[Saved entries]
..............................
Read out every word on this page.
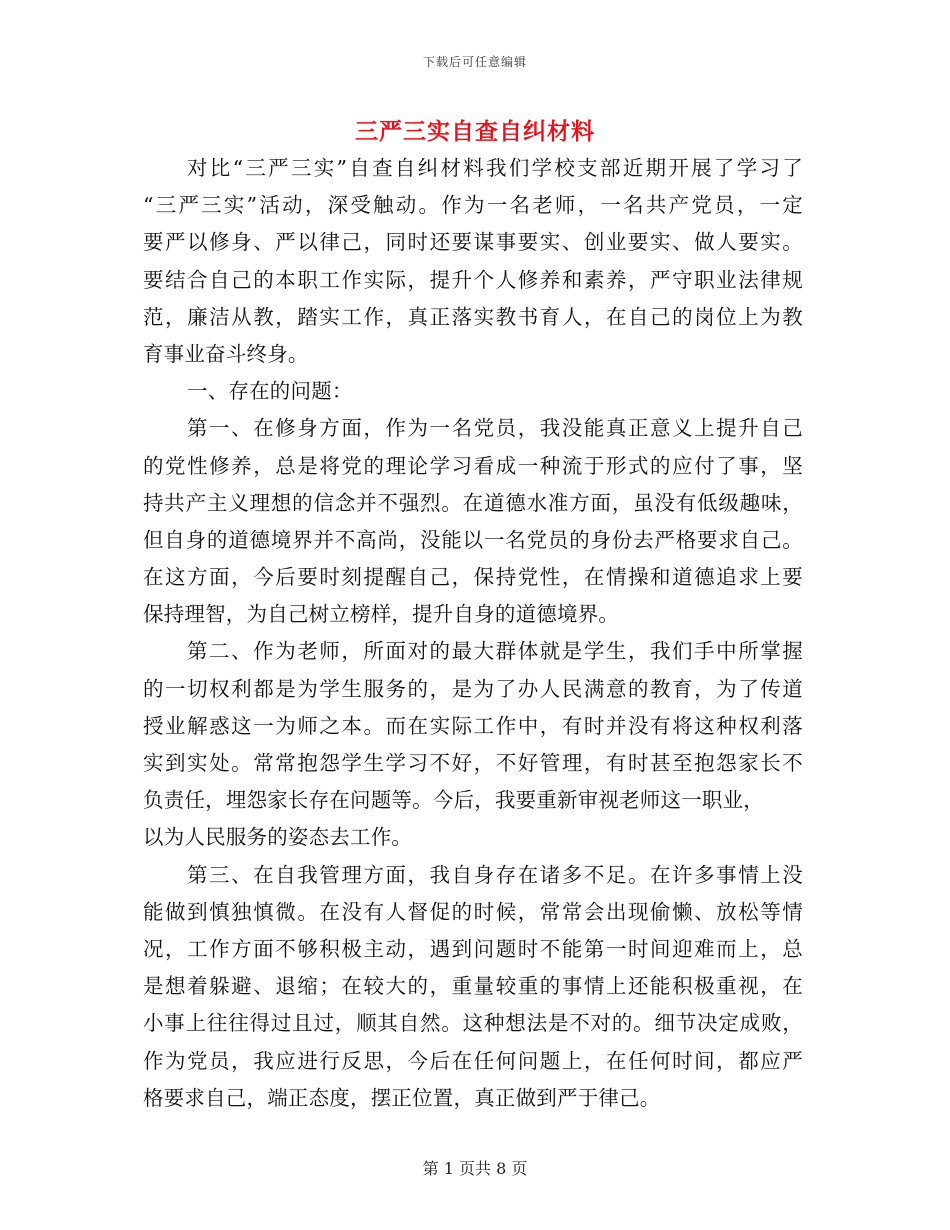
下载后可任意编辑
三严三实自查自纠材料
对比“三严三实”自查自纠材料我们学校支部近期开展了学习了
“三严三实”活动，深受触动。作为一名老师，一名共产党员，一定
要严以修身、严以律己，同时还要谋事要实、创业要实、做人要实。
要结合自己的本职工作实际，提升个人修养和素养，严守职业法律规
范，廉洁从教，踏实工作，真正落实教书育人，在自己的岗位上为教
育事业奋斗终身。
一、存在的问题：
第一、在修身方面，作为一名党员，我没能真正意义上提升自己
的党性修养，总是将党的理论学习看成一种流于形式的应付了事，坚
持共产主义理想的信念并不强烈。在道德水准方面，虽没有低级趣味，
但自身的道德境界并不高尚，没能以一名党员的身份去严格要求自己。
在这方面，今后要时刻提醒自己，保持党性，在情操和道德追求上要
保持理智，为自己树立榜样，提升自身的道德境界。
第二、作为老师，所面对的最大群体就是学生，我们手中所掌握
的一切权利都是为学生服务的，是为了办人民满意的教育，为了传道
授业解惑这一为师之本。而在实际工作中，有时并没有将这种权利落
实到实处。常常抱怨学生学习不好，不好管理，有时甚至抱怨家长不
负责任，埋怨家长存在问题等。今后，我要重新审视老师这一职业，
以为人民服务的姿态去工作。
第三、在自我管理方面，我自身存在诸多不足。在许多事情上没
能做到慎独慎微。在没有人督促的时候，常常会出现偷懒、放松等情
况，工作方面不够积极主动，遇到问题时不能第一时间迎难而上，总
是想着躲避、退缩；在较大的，重量较重的事情上还能积极重视，在
小事上往往得过且过，顺其自然。这种想法是不对的。细节决定成败，
作为党员，我应进行反思，今后在任何问题上，在任何时间，都应严
格要求自己，端正态度，摆正位置，真正做到严于律己。
第 1 页共 8 页
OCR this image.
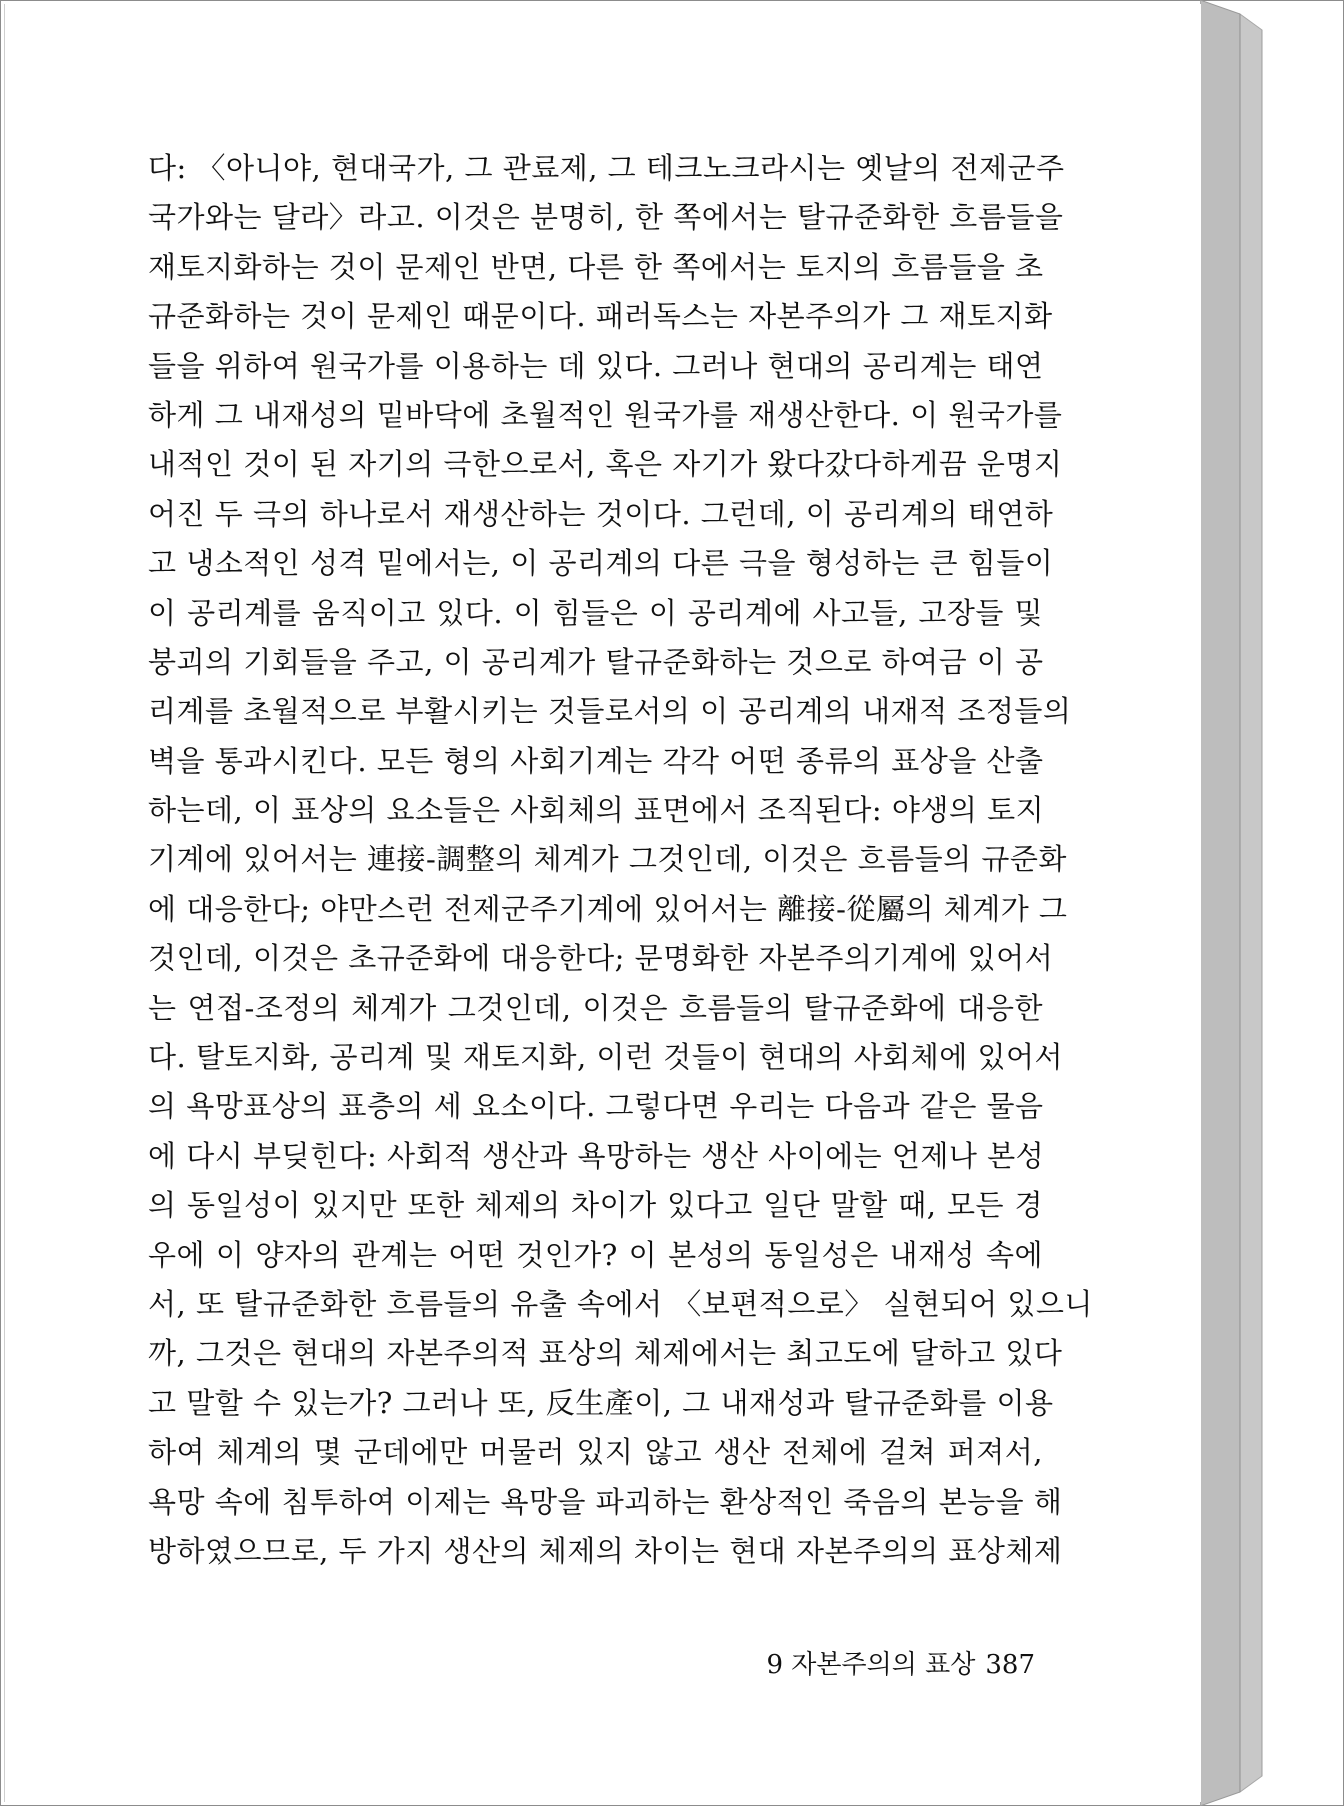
다: 〈아니야, 현대국가, 그 관료제, 그 테크노크라시는 옛날의 전제군주
국가와는 달라〉라고. 이것은 분명히, 한 쪽에서는 탈규준화한 흐름들을
재토지화하는 것이 문제인 반면, 다른 한 쪽에서는 토지의 흐름들을 초
규준화하는 것이 문제인 때문이다. 패러독스는 자본주의가 그 재토지화
들을 위하여 원국가를 이용하는 데 있다. 그러나 현대의 공리계는 태연
하게 그 내재성의 밑바닥에 초월적인 원국가를 재생산한다. 이 원국가를
내적인 것이 된 자기의 극한으로서, 혹은 자기가 왔다갔다하게끔 운명지
어진 두 극의 하나로서 재생산하는 것이다. 그런데, 이 공리계의 태연하
고 냉소적인 성격 밑에서는, 이 공리계의 다른 극을 형성하는 큰 힘들이
이 공리계를 움직이고 있다. 이 힘들은 이 공리계에 사고들, 고장들 및
붕괴의 기회들을 주고, 이 공리계가 탈규준화하는 것으로 하여금 이 공
리계를 초월적으로 부활시키는 것들로서의 이 공리계의 내재적 조정들의
벽을 통과시킨다. 모든 형의 사회기계는 각각 어떤 종류의 표상을 산출
하는데, 이 표상의 요소들은 사회체의 표면에서 조직된다: 야생의 토지
기계에 있어서는 連接-調整의 체계가 그것인데, 이것은 흐름들의 규준화
에 대응한다; 야만스런 전제군주기계에 있어서는 離接-從屬의 체계가 그
것인데, 이것은 초규준화에 대응한다; 문명화한 자본주의기계에 있어서
는 연접-조정의 체계가 그것인데, 이것은 흐름들의 탈규준화에 대응한
다. 탈토지화, 공리계 및 재토지화, 이런 것들이 현대의 사회체에 있어서
의 욕망표상의 표층의 세 요소이다. 그렇다면 우리는 다음과 같은 물음
에 다시 부딪힌다: 사회적 생산과 욕망하는 생산 사이에는 언제나 본성
의 동일성이 있지만 또한 체제의 차이가 있다고 일단 말할 때, 모든 경
우에 이 양자의 관계는 어떤 것인가? 이 본성의 동일성은 내재성 속에
서, 또 탈규준화한 흐름들의 유출 속에서 〈보편적으로〉 실현되어 있으니
까, 그것은 현대의 자본주의적 표상의 체제에서는 최고도에 달하고 있다
고 말할 수 있는가? 그러나 또, 反生產이, 그 내재성과 탈규준화를 이용
하여 체계의 몇 군데에만 머물러 있지 않고 생산 전체에 걸쳐 퍼져서,
욕망 속에 침투하여 이제는 욕망을 파괴하는 환상적인 죽음의 본능을 해
방하였으므로, 두 가지 생산의 체제의 차이는 현대 자본주의의 표상체제
9 자본주의의 표상 387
..............................
### Work required
The records above need to be restated word for word, with the pictures left out.

### Solution to the problem
Read out every word on this page.
下载后可任意编辑
三严三实自查自纠材料
对比“三严三实”自查自纠材料我们学校支部近期开展了学习了
“三严三实”活动，深受触动。作为一名老师，一名共产党员，一定
要严以修身、严以律己，同时还要谋事要实、创业要实、做人要实。
要结合自己的本职工作实际，提升个人修养和素养，严守职业法律规
范，廉洁从教，踏实工作，真正落实教书育人，在自己的岗位上为教
育事业奋斗终身。
一、存在的问题：
第一、在修身方面，作为一名党员，我没能真正意义上提升自己
的党性修养，总是将党的理论学习看成一种流于形式的应付了事，坚
持共产主义理想的信念并不强烈。在道德水准方面，虽没有低级趣味，
但自身的道德境界并不高尚，没能以一名党员的身份去严格要求自己。
在这方面，今后要时刻提醒自己，保持党性，在情操和道德追求上要
保持理智，为自己树立榜样，提升自身的道德境界。
第二、作为老师，所面对的最大群体就是学生，我们手中所掌握
的一切权利都是为学生服务的，是为了办人民满意的教育，为了传道
授业解惑这一为师之本。而在实际工作中，有时并没有将这种权利落
实到实处。常常抱怨学生学习不好，不好管理，有时甚至抱怨家长不
负责任，埋怨家长存在问题等。今后，我要重新审视老师这一职业，
以为人民服务的姿态去工作。
第三、在自我管理方面，我自身存在诸多不足。在许多事情上没
能做到慎独慎微。在没有人督促的时候，常常会出现偷懒、放松等情
况，工作方面不够积极主动，遇到问题时不能第一时间迎难而上，总
是想着躲避、退缩；在较大的，重量较重的事情上还能积极重视，在
小事上往往得过且过，顺其自然。这种想法是不对的。细节决定成败，
作为党员，我应进行反思，今后在任何问题上，在任何时间，都应严
格要求自己，端正态度，摆正位置，真正做到严于律己。
第 1 页共 8 页
OCR this image.
다: 〈아니야, 현대국가, 그 관료제, 그 테크노크라시는 옛날의 전제군주
국가와는 달라〉라고. 이것은 분명히, 한 쪽에서는 탈규준화한 흐름들을
재토지화하는 것이 문제인 반면, 다른 한 쪽에서는 토지의 흐름들을 초
규준화하는 것이 문제인 때문이다. 패러독스는 자본주의가 그 재토지화
들을 위하여 원국가를 이용하는 데 있다. 그러나 현대의 공리계는 태연
하게 그 내재성의 밑바닥에 초월적인 원국가를 재생산한다. 이 원국가를
내적인 것이 된 자기의 극한으로서, 혹은 자기가 왔다갔다하게끔 운명지
어진 두 극의 하나로서 재생산하는 것이다. 그런데, 이 공리계의 태연하
고 냉소적인 성격 밑에서는, 이 공리계의 다른 극을 형성하는 큰 힘들이
이 공리계를 움직이고 있다. 이 힘들은 이 공리계에 사고들, 고장들 및
붕괴의 기회들을 주고, 이 공리계가 탈규준화하는 것으로 하여금 이 공
리계를 초월적으로 부활시키는 것들로서의 이 공리계의 내재적 조정들의
벽을 통과시킨다. 모든 형의 사회기계는 각각 어떤 종류의 표상을 산출
하는데, 이 표상의 요소들은 사회체의 표면에서 조직된다: 야생의 토지
기계에 있어서는 連接-調整의 체계가 그것인데, 이것은 흐름들의 규준화
에 대응한다; 야만스런 전제군주기계에 있어서는 離接-從屬의 체계가 그
것인데, 이것은 초규준화에 대응한다; 문명화한 자본주의기계에 있어서
는 연접-조정의 체계가 그것인데, 이것은 흐름들의 탈규준화에 대응한
다. 탈토지화, 공리계 및 재토지화, 이런 것들이 현대의 사회체에 있어서
의 욕망표상의 표층의 세 요소이다. 그렇다면 우리는 다음과 같은 물음
에 다시 부딪힌다: 사회적 생산과 욕망하는 생산 사이에는 언제나 본성
의 동일성이 있지만 또한 체제의 차이가 있다고 일단 말할 때, 모든 경
우에 이 양자의 관계는 어떤 것인가? 이 본성의 동일성은 내재성 속에
서, 또 탈규준화한 흐름들의 유출 속에서 〈보편적으로〉 실현되어 있으니
까, 그것은 현대의 자본주의적 표상의 체제에서는 최고도에 달하고 있다
고 말할 수 있는가? 그러나 또, 反生產이, 그 내재성과 탈규준화를 이용
하여 체계의 몇 군데에만 머물러 있지 않고 생산 전체에 걸쳐 퍼져서,
욕망 속에 침투하여 이제는 욕망을 파괴하는 환상적인 죽음의 본능을 해
방하였으므로, 두 가지 생산의 체제의 차이는 현대 자본주의의 표상체제
9 자본주의의 표상 387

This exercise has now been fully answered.